─── SUPPLIED INFORMATION
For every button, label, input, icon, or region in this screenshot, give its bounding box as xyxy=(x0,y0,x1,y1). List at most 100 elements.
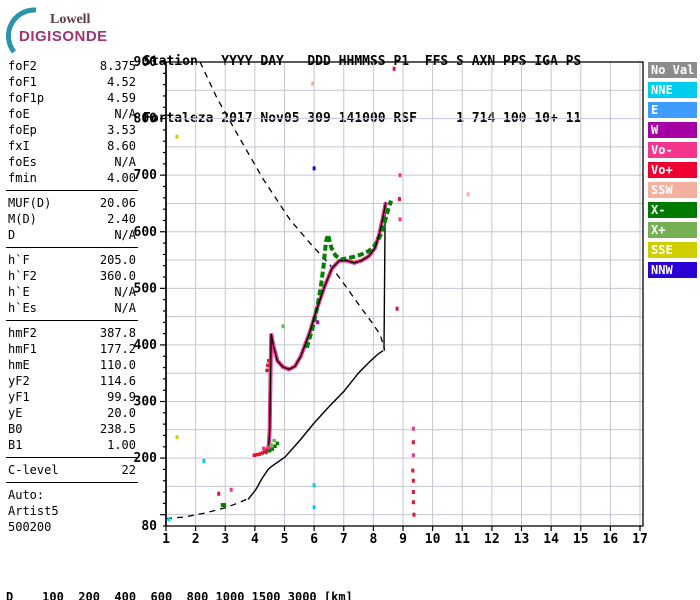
parameter-label: hmE xyxy=(8,358,30,372)
parameter-label: M(D) xyxy=(8,212,37,226)
parameter-group-divider xyxy=(6,482,138,483)
x-axis-tick-label: 1 xyxy=(162,532,170,547)
series-f1-bottom-x-plus xyxy=(269,443,273,447)
parameter-row: hmE 110.0 xyxy=(8,357,136,373)
parameter-value: N/A xyxy=(114,285,136,299)
x-axis-tick-label: 17 xyxy=(632,532,648,547)
parameter-row: hmF2 387.8 xyxy=(8,325,136,341)
parameter-label: Auto: xyxy=(8,488,45,502)
series-topside-profile-extrapolated xyxy=(199,61,386,351)
noise-echo-dot xyxy=(312,483,316,488)
series-f1-bottom-o-pink xyxy=(262,446,266,451)
parameter-group-divider xyxy=(6,320,138,321)
parameter-label: h`F2 xyxy=(8,269,37,283)
noise-echo-dot xyxy=(229,487,233,492)
parameter-row: M(D) 2.40 xyxy=(8,211,136,227)
noise-echo-dot xyxy=(398,217,402,222)
noise-echo-dot xyxy=(411,490,415,495)
parameter-label: 500200 xyxy=(8,520,52,534)
parameter-label: h`E xyxy=(8,285,30,299)
noise-echo-dot xyxy=(312,166,316,171)
noise-echo-dot xyxy=(397,196,401,201)
parameter-label: MUF(D) xyxy=(8,196,52,210)
noise-echo-dot xyxy=(398,173,402,178)
noise-echo-dot xyxy=(411,426,415,431)
parameter-value: 177.2 xyxy=(99,342,136,356)
x-axis-tick-label: 5 xyxy=(281,532,289,547)
parameter-value: 99.9 xyxy=(107,390,136,404)
parameter-value: N/A xyxy=(114,155,136,169)
y-axis-tick-label: 500 xyxy=(134,281,158,296)
parameter-row: fmin 4.00 xyxy=(8,170,136,186)
parameter-value: 4.00 xyxy=(107,171,136,185)
y-axis-tick-label: 800 xyxy=(134,112,158,127)
y-axis-tick-label: 900 xyxy=(134,55,158,70)
parameter-label: hmF2 xyxy=(8,326,37,340)
series-cusp-red-marks xyxy=(265,368,269,373)
legend-item-vo-: Vo+ xyxy=(648,162,697,178)
parameter-value: 2.40 xyxy=(107,212,136,226)
parameter-value: 3.53 xyxy=(107,123,136,137)
parameter-group-divider xyxy=(6,190,138,191)
parameter-label: foEp xyxy=(8,123,37,137)
parameter-value: N/A xyxy=(114,107,136,121)
parameter-value: 1.00 xyxy=(107,438,136,452)
parameter-row: yF2 114.6 xyxy=(8,373,136,389)
noise-echo-dot xyxy=(202,458,206,463)
x-axis-tick-label: 8 xyxy=(369,532,377,547)
parameter-row: h`Es N/A xyxy=(8,300,136,316)
series-f1-bottom-x-plus xyxy=(272,438,276,443)
parameter-group-divider xyxy=(6,247,138,248)
x-axis-tick-label: 7 xyxy=(340,532,348,547)
parameter-value: N/A xyxy=(114,228,136,242)
parameter-row: h`E N/A xyxy=(8,284,136,300)
series-f1-bottom-o-red xyxy=(265,448,269,452)
x-axis-tick-label: 6 xyxy=(310,532,318,547)
noise-echo-dot xyxy=(411,453,415,458)
series-true-height-profile xyxy=(247,350,384,500)
parameter-label: h`F xyxy=(8,253,30,267)
noise-echo-dot xyxy=(411,478,415,483)
parameter-value: 114.6 xyxy=(99,374,136,388)
parameter-row: foF1 4.52 xyxy=(8,74,136,90)
parameter-value: 8.375 xyxy=(99,59,136,73)
parameter-row: 500200 xyxy=(8,519,136,535)
logo-text-digisonde: DIGISONDE xyxy=(19,28,108,45)
parameter-label: foF1p xyxy=(8,91,45,105)
noise-echo-dot xyxy=(312,505,316,510)
y-axis-tick-label: 80 xyxy=(141,519,157,534)
y-axis-tick-label: 700 xyxy=(134,168,158,183)
series-cusp-red-marks xyxy=(266,363,270,368)
parameter-row: foF1p 4.59 xyxy=(8,90,136,106)
legend-item-nne: NNE xyxy=(648,82,697,98)
legend-item-vo-: Vo- xyxy=(648,142,697,158)
parameter-value: 205.0 xyxy=(99,253,136,267)
legend-item-w: W xyxy=(648,122,697,138)
x-axis-tick-label: 2 xyxy=(192,532,200,547)
muf-distance-row: D 100 200 400 600 800 1000 1500 3000 [km… xyxy=(6,590,353,600)
series-foF2-asymptote xyxy=(383,204,386,350)
parameter-row: foE N/A xyxy=(8,106,136,122)
series-f1-bottom-o-red xyxy=(262,450,267,454)
parameter-label: hmF1 xyxy=(8,342,37,356)
parameter-row: foEp 3.53 xyxy=(8,122,136,138)
series-f1-bottom-o-red xyxy=(260,451,265,455)
y-axis-tick-label: 300 xyxy=(134,395,158,410)
x-axis-tick-label: 12 xyxy=(484,532,500,547)
parameter-row: MUF(D) 20.06 xyxy=(8,195,136,211)
parameter-row: foEs N/A xyxy=(8,154,136,170)
x-axis-tick-label: 13 xyxy=(514,532,530,547)
parameter-row: B1 1.00 xyxy=(8,437,136,453)
series-f1-bottom-o-pink xyxy=(266,445,270,450)
parameter-label: yE xyxy=(8,406,23,420)
noise-echo-dot xyxy=(395,306,399,311)
parameter-value: N/A xyxy=(114,301,136,315)
parameter-label: Artist5 xyxy=(8,504,59,518)
x-axis-tick-label: 10 xyxy=(425,532,441,547)
legend-item-sse: SSE xyxy=(648,242,697,258)
x-axis-tick-label: 15 xyxy=(573,532,589,547)
series-f1-bottom-o-red xyxy=(255,452,259,457)
noise-echo-dot xyxy=(175,134,179,139)
parameter-row: h`F 205.0 xyxy=(8,252,136,268)
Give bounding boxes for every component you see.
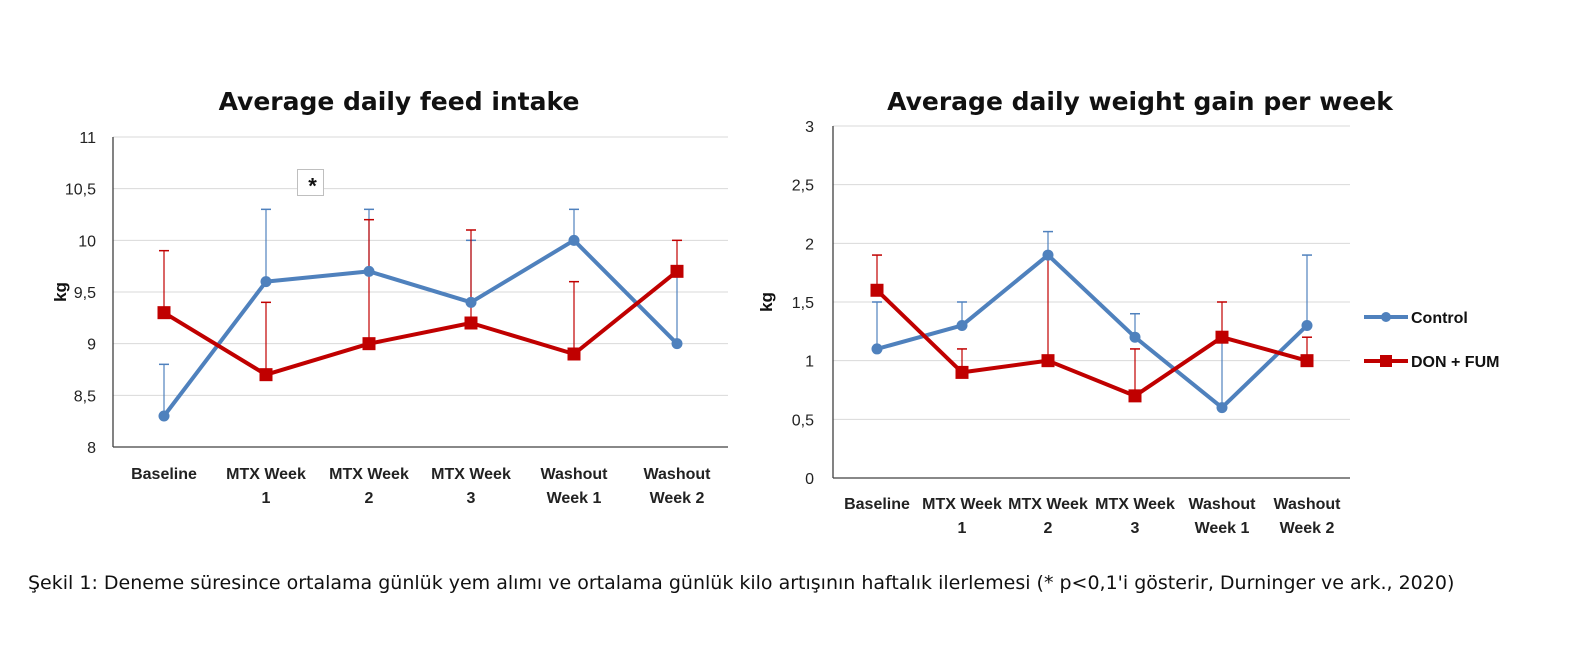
legend-marker: [1381, 312, 1391, 322]
y-tick-label: 0,5: [792, 412, 814, 429]
data-point: [157, 306, 171, 320]
x-tick-label: Washout: [541, 466, 609, 483]
series-line-control: [162, 238, 679, 418]
x-tick-label: 2: [365, 490, 374, 507]
data-point: [363, 265, 375, 277]
error-bars: [159, 208, 682, 416]
x-tick-label: Washout: [1189, 496, 1257, 513]
x-tick-label: Washout: [644, 466, 712, 483]
y-tick-label: 2,5: [792, 178, 814, 195]
x-tick-label: 1: [262, 490, 271, 507]
x-tick-label: 2: [1044, 520, 1053, 537]
y-axis-label: kg: [51, 282, 70, 302]
x-tick-label: MTX Week: [1095, 496, 1175, 513]
x-tick-label: Baseline: [131, 466, 197, 483]
y-tick-label: 3: [805, 119, 814, 136]
error-bars: [872, 230, 1312, 408]
x-tick-label: 3: [467, 490, 476, 507]
legend: Control DON + FUM: [1364, 310, 1499, 371]
x-tick-labels: Baseline MTX Week 1 MTX Week 2 MTX Week 3 Washo…: [131, 466, 711, 507]
grid-lines: [112, 136, 728, 448]
chart-title: Average daily weight gain per week: [887, 87, 1394, 116]
x-tick-label: MTX Week: [226, 466, 306, 483]
significance-marker: *: [308, 174, 317, 199]
data-point: [1042, 249, 1054, 261]
x-tick-label: 1: [958, 520, 967, 537]
y-tick-labels: 0 0,5 1 1,5 2 2,5 3: [792, 119, 814, 488]
data-point: [465, 296, 477, 308]
data-point: [1300, 354, 1314, 368]
legend-label: DON + FUM: [1411, 354, 1499, 371]
y-tick-label: 1,5: [792, 295, 814, 312]
x-tick-label: MTX Week: [431, 466, 511, 483]
chart-title: Average daily feed intake: [219, 87, 580, 116]
y-axis-label: kg: [757, 292, 776, 312]
data-point: [1041, 354, 1055, 368]
data-point: [260, 276, 272, 288]
annotation-box: [297, 169, 324, 196]
series-line-control: [876, 253, 1309, 410]
y-tick-label: 8: [87, 440, 96, 457]
x-tick-label: Washout: [1274, 496, 1342, 513]
data-point: [955, 365, 969, 379]
y-tick-label: 11: [79, 130, 96, 147]
series-line-don-fum: [162, 269, 679, 377]
data-point: [671, 338, 683, 350]
annotations: *: [297, 169, 324, 199]
x-tick-label: MTX Week: [1008, 496, 1088, 513]
y-tick-label: 9,5: [74, 285, 96, 302]
x-tick-label: Week 2: [650, 490, 705, 507]
y-tick-labels: 8 8,5 9 9,5 10 10,5 11: [65, 130, 96, 457]
data-point: [1215, 330, 1229, 344]
series-lines: [870, 249, 1314, 414]
data-point: [1128, 389, 1142, 403]
feed-intake-chart: Average daily feed intake 8 8,5 9 9,5 10 10,5…: [51, 87, 728, 507]
x-tick-label: Week 2: [1280, 520, 1335, 537]
y-tick-label: 2: [805, 236, 814, 253]
y-tick-label: 10,5: [65, 182, 96, 199]
y-tick-label: 8,5: [74, 388, 96, 405]
data-point: [568, 234, 580, 246]
data-point: [567, 347, 581, 361]
data-point: [870, 283, 884, 297]
series-lines: [157, 234, 684, 422]
data-point: [956, 319, 968, 331]
series-line-don-fum: [875, 288, 1308, 398]
y-tick-label: 9: [87, 337, 96, 354]
legend-marker: [1380, 355, 1392, 367]
figure-caption: Şekil 1: Deneme süresince ortalama günlü…: [28, 572, 1455, 594]
x-tick-label: 3: [1131, 520, 1140, 537]
y-tick-label: 10: [78, 233, 96, 250]
x-tick-labels: Baseline MTX Week 1 MTX Week 2 MTX Week 3 Washo…: [844, 496, 1341, 537]
data-point: [871, 343, 883, 355]
data-point: [1301, 319, 1313, 331]
y-tick-label: 1: [805, 354, 814, 371]
data-point: [158, 410, 170, 422]
x-tick-label: Baseline: [844, 496, 910, 513]
data-point: [464, 316, 478, 330]
x-tick-label: Week 1: [547, 490, 602, 507]
x-tick-label: MTX Week: [329, 466, 409, 483]
grid-lines: [832, 125, 1350, 479]
x-tick-label: Week 1: [1195, 520, 1250, 537]
data-point: [670, 264, 684, 278]
data-point: [1216, 402, 1228, 414]
x-tick-label: MTX Week: [922, 496, 1002, 513]
data-point: [362, 337, 376, 351]
data-point: [259, 368, 273, 382]
legend-label: Control: [1411, 310, 1468, 327]
weight-gain-chart: Average daily weight gain per week 0 0,5 1…: [757, 87, 1499, 537]
y-tick-label: 0: [805, 471, 814, 488]
data-point: [1129, 331, 1141, 343]
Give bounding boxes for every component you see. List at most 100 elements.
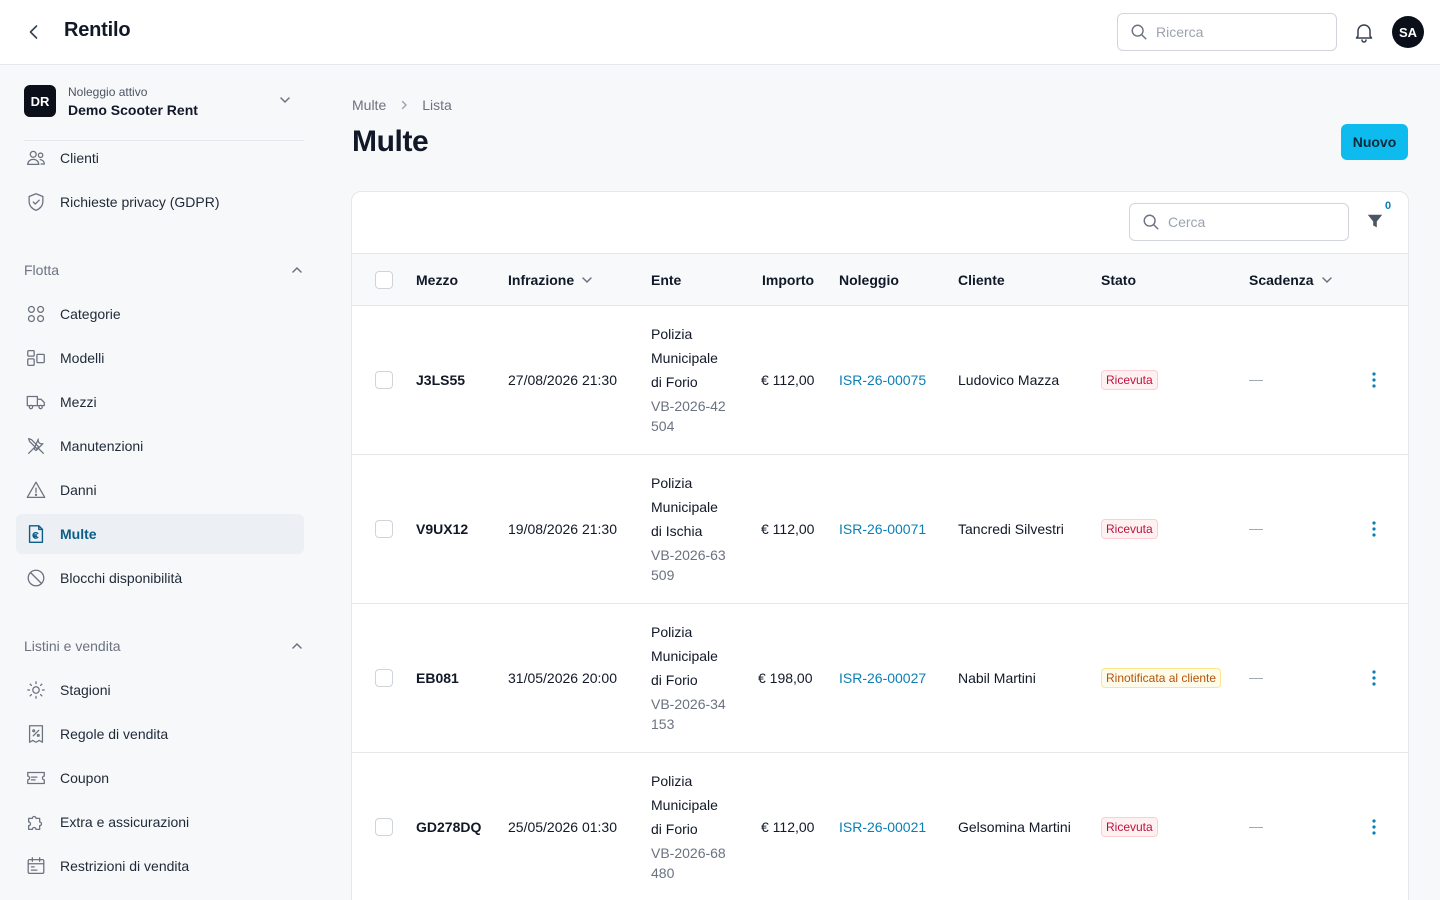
table-search[interactable]	[1129, 203, 1349, 241]
funnel-icon	[1367, 214, 1383, 228]
section-title: Flotta	[24, 262, 60, 278]
sidebar-item-label: Stagioni	[60, 682, 111, 698]
sidebar-item-label: Categorie	[60, 306, 121, 322]
sidebar-item-label: Extra e assicurazioni	[60, 814, 190, 830]
row-checkbox[interactable]	[375, 669, 393, 687]
cell-noleggio-link[interactable]: ISR-26-00075	[839, 372, 927, 388]
column-header-stato: Stato	[1101, 272, 1136, 288]
search-icon	[1131, 24, 1147, 40]
row-checkbox[interactable]	[375, 818, 393, 836]
breadcrumb-parent[interactable]: Multe	[352, 97, 387, 113]
sidebar-item-regole[interactable]: Regole di vendita	[16, 714, 304, 754]
sidebar-item-categorie[interactable]: Categorie	[16, 294, 304, 334]
euro-document-icon	[24, 522, 48, 546]
column-header-label: Infrazione	[508, 272, 575, 288]
cell-infrazione: 27/08/2026 21:30	[508, 372, 617, 388]
chevron-down-icon	[580, 273, 594, 287]
sidebar-item-modelli[interactable]: Modelli	[16, 338, 304, 378]
calendar-icon	[24, 854, 48, 878]
sidebar-item-multe[interactable]: Multe	[16, 514, 304, 554]
ente-reference: VB-2026-63509	[651, 547, 726, 583]
users-icon	[24, 146, 48, 170]
cell-importo: € 112,00	[761, 521, 815, 537]
column-header-noleggio: Noleggio	[839, 272, 899, 288]
sidebar-item-label: Richieste privacy (GDPR)	[60, 194, 220, 210]
search-icon	[1143, 214, 1159, 230]
app-title: Rentilo	[64, 19, 131, 41]
global-search[interactable]	[1117, 13, 1337, 51]
notifications-button[interactable]	[1352, 20, 1376, 44]
sidebar-item-danni[interactable]: Danni	[16, 470, 304, 510]
cell-noleggio-link[interactable]: ISR-26-00071	[839, 521, 927, 537]
global-search-input[interactable]	[1156, 24, 1326, 40]
table-search-input[interactable]	[1168, 214, 1338, 230]
shield-check-icon	[24, 190, 48, 214]
cell-importo: € 112,00	[761, 372, 815, 388]
sidebar-item-mezzi[interactable]: Mezzi	[16, 382, 304, 422]
sidebar-item-label: Manutenzioni	[60, 438, 144, 454]
chevron-down-icon	[280, 97, 290, 104]
cell-mezzo: V9UX12	[416, 521, 469, 537]
column-header-infrazione[interactable]: Infrazione	[508, 254, 594, 306]
sidebar-item-label: Mezzi	[60, 394, 97, 410]
cell-noleggio-link[interactable]: ISR-26-00027	[839, 670, 927, 686]
cell-infrazione: 25/05/2026 01:30	[508, 819, 617, 835]
sidebar-item-label: Clienti	[60, 150, 99, 166]
cell-scadenza: —	[1249, 371, 1263, 387]
breadcrumb-current: Lista	[422, 97, 452, 113]
rental-switcher[interactable]: DR Noleggio attivo Demo Scooter Rent	[24, 85, 304, 141]
cell-scadenza: —	[1249, 818, 1263, 834]
row-actions-button[interactable]	[1362, 815, 1386, 839]
section-listini-toggle[interactable]: Listini e vendita	[24, 634, 304, 658]
ente-name: Polizia Municipale di Forio	[651, 773, 718, 837]
grid-icon	[24, 302, 48, 326]
cell-ente: Polizia Municipale di Forio VB-2026-4250…	[651, 322, 731, 436]
page-title: Multe	[352, 125, 429, 158]
cell-scadenza: —	[1249, 520, 1263, 536]
rental-caption: Noleggio attivo	[68, 85, 148, 99]
rental-badge: DR	[24, 85, 56, 117]
sidebar-item-label: Modelli	[60, 350, 105, 366]
table-row[interactable]: V9UX12 19/08/2026 21:30 Polizia Municipa…	[352, 455, 1408, 604]
table-row[interactable]: J3LS55 27/08/2026 21:30 Polizia Municipa…	[352, 306, 1408, 455]
sidebar-item-extra[interactable]: Extra e assicurazioni	[16, 802, 304, 842]
row-actions-button[interactable]	[1362, 517, 1386, 541]
sidebar-item-clienti[interactable]: Clienti	[16, 138, 304, 178]
cell-mezzo: J3LS55	[416, 372, 466, 388]
section-flotta-toggle[interactable]: Flotta	[24, 258, 304, 282]
column-header-cliente: Cliente	[958, 272, 1005, 288]
row-actions-button[interactable]	[1362, 368, 1386, 392]
cell-importo: € 198,00	[758, 670, 813, 686]
cell-noleggio-link[interactable]: ISR-26-00021	[839, 819, 927, 835]
chevron-left-icon	[29, 25, 38, 39]
status-badge: Ricevuta	[1101, 370, 1158, 390]
back-button[interactable]	[22, 20, 46, 44]
cell-importo: € 112,00	[761, 819, 815, 835]
cell-scadenza: —	[1249, 669, 1263, 685]
sidebar-item-blocchi[interactable]: Blocchi disponibilità	[16, 558, 304, 598]
table-row[interactable]: GD278DQ 25/05/2026 01:30 Polizia Municip…	[352, 753, 1408, 900]
sidebar-item-coupon[interactable]: Coupon	[16, 758, 304, 798]
more-vertical-icon	[1372, 372, 1376, 388]
breadcrumb: Multe Lista	[352, 97, 452, 113]
chevron-right-icon	[398, 99, 410, 111]
sidebar-item-stagioni[interactable]: Stagioni	[16, 670, 304, 710]
cell-ente: Polizia Municipale di Ischia VB-2026-635…	[651, 471, 731, 585]
sidebar-item-manutenzioni[interactable]: Manutenzioni	[16, 426, 304, 466]
table-row[interactable]: EB081 31/05/2026 20:00 Polizia Municipal…	[352, 604, 1408, 753]
cell-cliente: Nabil Martini	[958, 670, 1036, 686]
cell-cliente: Gelsomina Martini	[958, 819, 1071, 835]
ente-name: Polizia Municipale di Forio	[651, 326, 718, 390]
user-avatar[interactable]: SA	[1392, 16, 1424, 48]
filter-button[interactable]	[1363, 209, 1387, 233]
row-checkbox[interactable]	[375, 520, 393, 538]
select-all-checkbox[interactable]	[375, 271, 393, 289]
new-button[interactable]: Nuovo	[1341, 124, 1408, 160]
row-actions-button[interactable]	[1362, 666, 1386, 690]
sidebar-item-gdpr[interactable]: Richieste privacy (GDPR)	[16, 182, 304, 222]
ticket-icon	[24, 766, 48, 790]
column-header-scadenza[interactable]: Scadenza	[1249, 254, 1334, 306]
row-checkbox[interactable]	[375, 371, 393, 389]
ente-name: Polizia Municipale di Ischia	[651, 475, 718, 539]
sidebar-item-restrizioni[interactable]: Restrizioni di vendita	[16, 846, 304, 886]
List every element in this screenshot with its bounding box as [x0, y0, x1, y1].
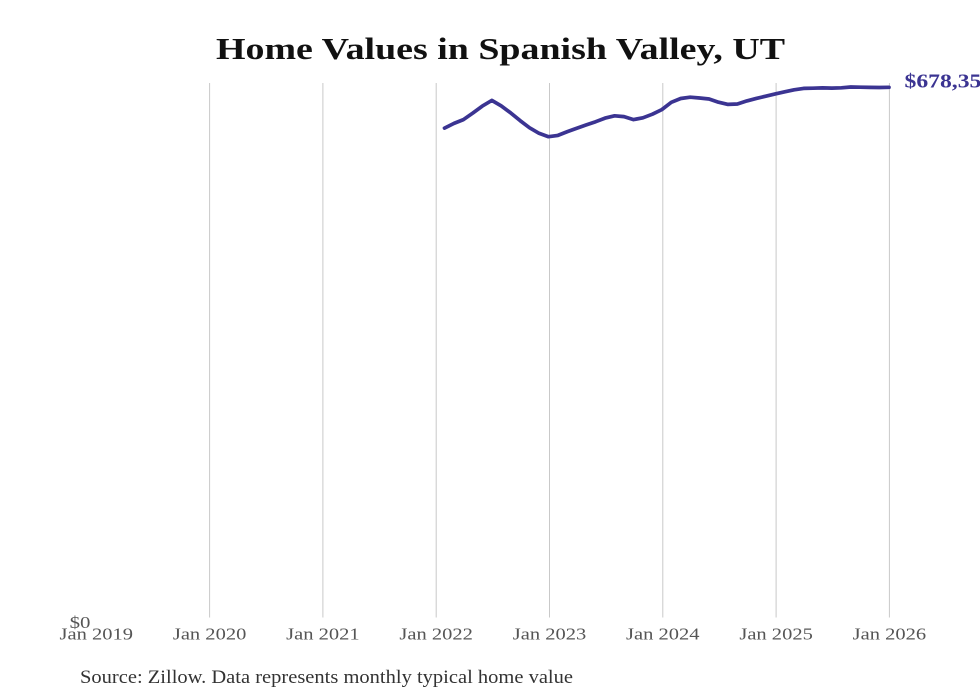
──────
◆ WHAT THE TASK ASKS:
Please pick out every line in the records above that contains the word "profile", and copy each of those lines. Case counts, so match only that exact capitalization.

◆ ANSWER TO THIS EXERCISE:
series-topside-profile-extrapolated xyxy=(199,61,386,351)
series-true-height-profile xyxy=(247,350,384,500)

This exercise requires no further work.